- _Task statement_:
Below is a listing to write out in full, exactly as given, without its pictures.

*-*-*

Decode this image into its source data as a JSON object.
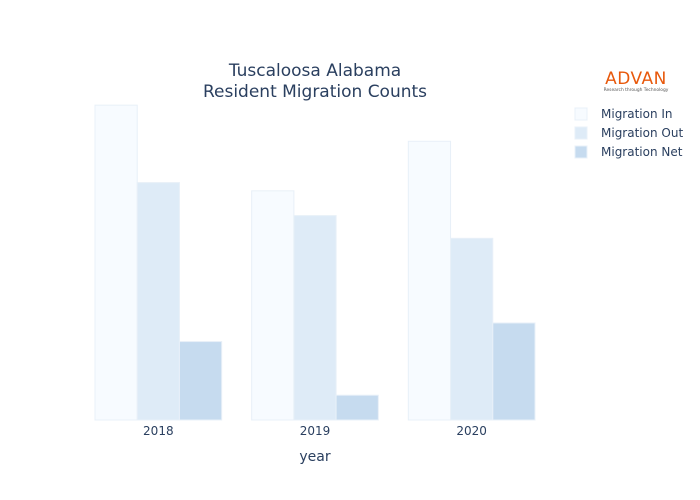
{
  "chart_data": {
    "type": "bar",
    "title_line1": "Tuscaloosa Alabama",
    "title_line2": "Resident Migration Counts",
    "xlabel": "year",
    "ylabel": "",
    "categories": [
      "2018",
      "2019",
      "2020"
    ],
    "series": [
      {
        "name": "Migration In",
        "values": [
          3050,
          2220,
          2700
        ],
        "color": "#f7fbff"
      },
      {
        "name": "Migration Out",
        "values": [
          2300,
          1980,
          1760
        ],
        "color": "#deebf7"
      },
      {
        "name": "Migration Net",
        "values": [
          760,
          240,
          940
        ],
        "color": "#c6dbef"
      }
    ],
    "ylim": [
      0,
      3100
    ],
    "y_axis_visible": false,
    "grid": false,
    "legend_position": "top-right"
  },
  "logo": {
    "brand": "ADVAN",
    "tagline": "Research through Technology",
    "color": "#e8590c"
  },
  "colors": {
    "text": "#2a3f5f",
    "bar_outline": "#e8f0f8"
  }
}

*-*-*

- _Response to the exercise_:
Decode this image into its source data as a JSON object.
{
  "chart_data": {
    "type": "bar",
    "title_line1": "Tuscaloosa Alabama",
    "title_line2": "Resident Migration Counts",
    "xlabel": "year",
    "ylabel": "",
    "categories": [
      "2018",
      "2019",
      "2020"
    ],
    "series": [
      {
        "name": "Migration In",
        "values": [
          3050,
          2220,
          2700
        ],
        "color": "#f7fbff"
      },
      {
        "name": "Migration Out",
        "values": [
          2300,
          1980,
          1760
        ],
        "color": "#deebf7"
      },
      {
        "name": "Migration Net",
        "values": [
          760,
          240,
          940
        ],
        "color": "#c6dbef"
      }
    ],
    "ylim": [
      0,
      3100
    ],
    "y_axis_visible": false,
    "grid": false,
    "legend_position": "top-right"
  },
  "logo": {
    "brand": "ADVAN",
    "tagline": "Research through Technology",
    "color": "#e8590c"
  },
  "colors": {
    "text": "#2a3f5f",
    "bar_outline": "#e8f0f8"
  }
}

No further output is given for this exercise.